What needs to be done: Every line below must be reproduced exactly. Copy them all.

Records provided:
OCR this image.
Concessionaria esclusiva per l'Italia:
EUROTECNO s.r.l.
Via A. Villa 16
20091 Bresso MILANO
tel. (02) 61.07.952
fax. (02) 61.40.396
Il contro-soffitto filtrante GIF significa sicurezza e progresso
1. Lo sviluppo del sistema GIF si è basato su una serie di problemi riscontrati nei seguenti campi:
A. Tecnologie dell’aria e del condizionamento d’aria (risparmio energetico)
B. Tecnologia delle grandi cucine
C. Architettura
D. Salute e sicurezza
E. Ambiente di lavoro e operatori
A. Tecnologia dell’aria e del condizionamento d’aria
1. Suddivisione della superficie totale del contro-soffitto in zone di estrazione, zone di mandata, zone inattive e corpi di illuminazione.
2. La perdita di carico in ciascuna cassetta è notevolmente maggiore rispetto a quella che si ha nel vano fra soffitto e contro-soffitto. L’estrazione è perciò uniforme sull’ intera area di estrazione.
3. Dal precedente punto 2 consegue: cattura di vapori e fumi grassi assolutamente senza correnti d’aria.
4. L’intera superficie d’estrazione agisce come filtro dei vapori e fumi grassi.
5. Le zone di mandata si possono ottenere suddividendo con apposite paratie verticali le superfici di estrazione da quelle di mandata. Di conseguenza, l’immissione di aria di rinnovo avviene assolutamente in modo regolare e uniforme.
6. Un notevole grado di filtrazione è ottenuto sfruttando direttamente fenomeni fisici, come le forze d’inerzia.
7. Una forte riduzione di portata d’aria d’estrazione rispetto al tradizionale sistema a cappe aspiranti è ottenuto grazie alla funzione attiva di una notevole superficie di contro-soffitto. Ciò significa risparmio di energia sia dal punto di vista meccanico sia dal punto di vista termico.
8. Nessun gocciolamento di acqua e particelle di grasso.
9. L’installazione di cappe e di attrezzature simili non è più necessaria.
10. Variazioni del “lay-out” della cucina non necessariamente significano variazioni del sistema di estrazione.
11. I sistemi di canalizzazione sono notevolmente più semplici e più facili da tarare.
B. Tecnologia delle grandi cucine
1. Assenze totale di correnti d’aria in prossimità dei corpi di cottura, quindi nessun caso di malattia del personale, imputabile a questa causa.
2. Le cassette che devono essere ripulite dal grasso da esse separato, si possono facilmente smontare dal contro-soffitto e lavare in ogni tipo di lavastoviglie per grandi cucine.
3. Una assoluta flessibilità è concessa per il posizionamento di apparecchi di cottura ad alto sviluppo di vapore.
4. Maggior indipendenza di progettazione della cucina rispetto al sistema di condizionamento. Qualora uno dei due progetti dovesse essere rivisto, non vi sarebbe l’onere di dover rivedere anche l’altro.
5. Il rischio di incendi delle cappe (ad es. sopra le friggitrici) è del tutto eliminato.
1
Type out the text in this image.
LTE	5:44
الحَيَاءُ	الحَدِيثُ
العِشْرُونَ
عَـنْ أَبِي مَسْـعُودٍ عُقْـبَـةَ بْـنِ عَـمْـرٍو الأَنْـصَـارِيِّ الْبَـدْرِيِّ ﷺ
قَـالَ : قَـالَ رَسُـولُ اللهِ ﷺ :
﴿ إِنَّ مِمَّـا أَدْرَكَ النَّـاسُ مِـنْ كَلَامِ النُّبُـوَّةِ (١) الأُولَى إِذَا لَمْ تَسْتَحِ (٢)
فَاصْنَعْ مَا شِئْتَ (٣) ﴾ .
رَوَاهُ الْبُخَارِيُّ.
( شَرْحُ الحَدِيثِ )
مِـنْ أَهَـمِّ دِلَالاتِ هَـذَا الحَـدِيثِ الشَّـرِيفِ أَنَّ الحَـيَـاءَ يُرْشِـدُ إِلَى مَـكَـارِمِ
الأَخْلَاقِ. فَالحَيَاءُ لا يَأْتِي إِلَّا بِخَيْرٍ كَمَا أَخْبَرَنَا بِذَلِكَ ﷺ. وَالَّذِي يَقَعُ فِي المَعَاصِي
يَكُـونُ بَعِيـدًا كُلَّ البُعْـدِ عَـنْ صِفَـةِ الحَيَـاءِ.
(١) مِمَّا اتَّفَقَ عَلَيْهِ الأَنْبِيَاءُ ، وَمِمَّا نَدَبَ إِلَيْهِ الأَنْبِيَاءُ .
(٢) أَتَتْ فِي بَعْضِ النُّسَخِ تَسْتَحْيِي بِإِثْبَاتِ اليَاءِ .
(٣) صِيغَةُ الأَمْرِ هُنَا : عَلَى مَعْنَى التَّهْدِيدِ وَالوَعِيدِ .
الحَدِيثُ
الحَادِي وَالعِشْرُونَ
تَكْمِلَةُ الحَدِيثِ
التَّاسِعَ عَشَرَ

Solution for this exercise:
OCR this image.
Concessionaria esclusiva per l'Italia:
EUROTECNO s.r.l.
Via A. Villa 16
20091 Bresso MILANO
tel. (02) 61.07.952
fax. (02) 61.40.396
Il contro-soffitto filtrante GIF significa sicurezza e progresso
1. Lo sviluppo del sistema GIF si è basato su una serie di problemi riscontrati nei seguenti campi:
A. Tecnologie dell’aria e del condizionamento d’aria (risparmio energetico)
B. Tecnologia delle grandi cucine
C. Architettura
D. Salute e sicurezza
E. Ambiente di lavoro e operatori
A. Tecnologia dell’aria e del condizionamento d’aria
1. Suddivisione della superficie totale del contro-soffitto in zone di estrazione, zone di mandata, zone inattive e corpi di illuminazione.
2. La perdita di carico in ciascuna cassetta è notevolmente maggiore rispetto a quella che si ha nel vano fra soffitto e contro-soffitto. L’estrazione è perciò uniforme sull’ intera area di estrazione.
3. Dal precedente punto 2 consegue: cattura di vapori e fumi grassi assolutamente senza correnti d’aria.
4. L’intera superficie d’estrazione agisce come filtro dei vapori e fumi grassi.
5. Le zone di mandata si possono ottenere suddividendo con apposite paratie verticali le superfici di estrazione da quelle di mandata. Di conseguenza, l’immissione di aria di rinnovo avviene assolutamente in modo regolare e uniforme.
6. Un notevole grado di filtrazione è ottenuto sfruttando direttamente fenomeni fisici, come le forze d’inerzia.
7. Una forte riduzione di portata d’aria d’estrazione rispetto al tradizionale sistema a cappe aspiranti è ottenuto grazie alla funzione attiva di una notevole superficie di contro-soffitto. Ciò significa risparmio di energia sia dal punto di vista meccanico sia dal punto di vista termico.
8. Nessun gocciolamento di acqua e particelle di grasso.
9. L’installazione di cappe e di attrezzature simili non è più necessaria.
10. Variazioni del “lay-out” della cucina non necessariamente significano variazioni del sistema di estrazione.
11. I sistemi di canalizzazione sono notevolmente più semplici e più facili da tarare.
B. Tecnologia delle grandi cucine
1. Assenze totale di correnti d’aria in prossimità dei corpi di cottura, quindi nessun caso di malattia del personale, imputabile a questa causa.
2. Le cassette che devono essere ripulite dal grasso da esse separato, si possono facilmente smontare dal contro-soffitto e lavare in ogni tipo di lavastoviglie per grandi cucine.
3. Una assoluta flessibilità è concessa per il posizionamento di apparecchi di cottura ad alto sviluppo di vapore.
4. Maggior indipendenza di progettazione della cucina rispetto al sistema di condizionamento. Qualora uno dei due progetti dovesse essere rivisto, non vi sarebbe l’onere di dover rivedere anche l’altro.
5. Il rischio di incendi delle cappe (ad es. sopra le friggitrici) è del tutto eliminato.
1
Type out the text in this image.
LTE	5:44
الحَيَاءُ	الحَدِيثُ
العِشْرُونَ
عَـنْ أَبِي مَسْـعُودٍ عُقْـبَـةَ بْـنِ عَـمْـرٍو الأَنْـصَـارِيِّ الْبَـدْرِيِّ ﷺ
قَـالَ : قَـالَ رَسُـولُ اللهِ ﷺ :
﴿ إِنَّ مِمَّـا أَدْرَكَ النَّـاسُ مِـنْ كَلَامِ النُّبُـوَّةِ (١) الأُولَى إِذَا لَمْ تَسْتَحِ (٢)
فَاصْنَعْ مَا شِئْتَ (٣) ﴾ .
رَوَاهُ الْبُخَارِيُّ.
( شَرْحُ الحَدِيثِ )
مِـنْ أَهَـمِّ دِلَالاتِ هَـذَا الحَـدِيثِ الشَّـرِيفِ أَنَّ الحَـيَـاءَ يُرْشِـدُ إِلَى مَـكَـارِمِ
الأَخْلَاقِ. فَالحَيَاءُ لا يَأْتِي إِلَّا بِخَيْرٍ كَمَا أَخْبَرَنَا بِذَلِكَ ﷺ. وَالَّذِي يَقَعُ فِي المَعَاصِي
يَكُـونُ بَعِيـدًا كُلَّ البُعْـدِ عَـنْ صِفَـةِ الحَيَـاءِ.
(١) مِمَّا اتَّفَقَ عَلَيْهِ الأَنْبِيَاءُ ، وَمِمَّا نَدَبَ إِلَيْهِ الأَنْبِيَاءُ .
(٢) أَتَتْ فِي بَعْضِ النُّسَخِ تَسْتَحْيِي بِإِثْبَاتِ اليَاءِ .
(٣) صِيغَةُ الأَمْرِ هُنَا : عَلَى مَعْنَى التَّهْدِيدِ وَالوَعِيدِ .
الحَدِيثُ
الحَادِي وَالعِشْرُونَ
تَكْمِلَةُ الحَدِيثِ
التَّاسِعَ عَشَرَ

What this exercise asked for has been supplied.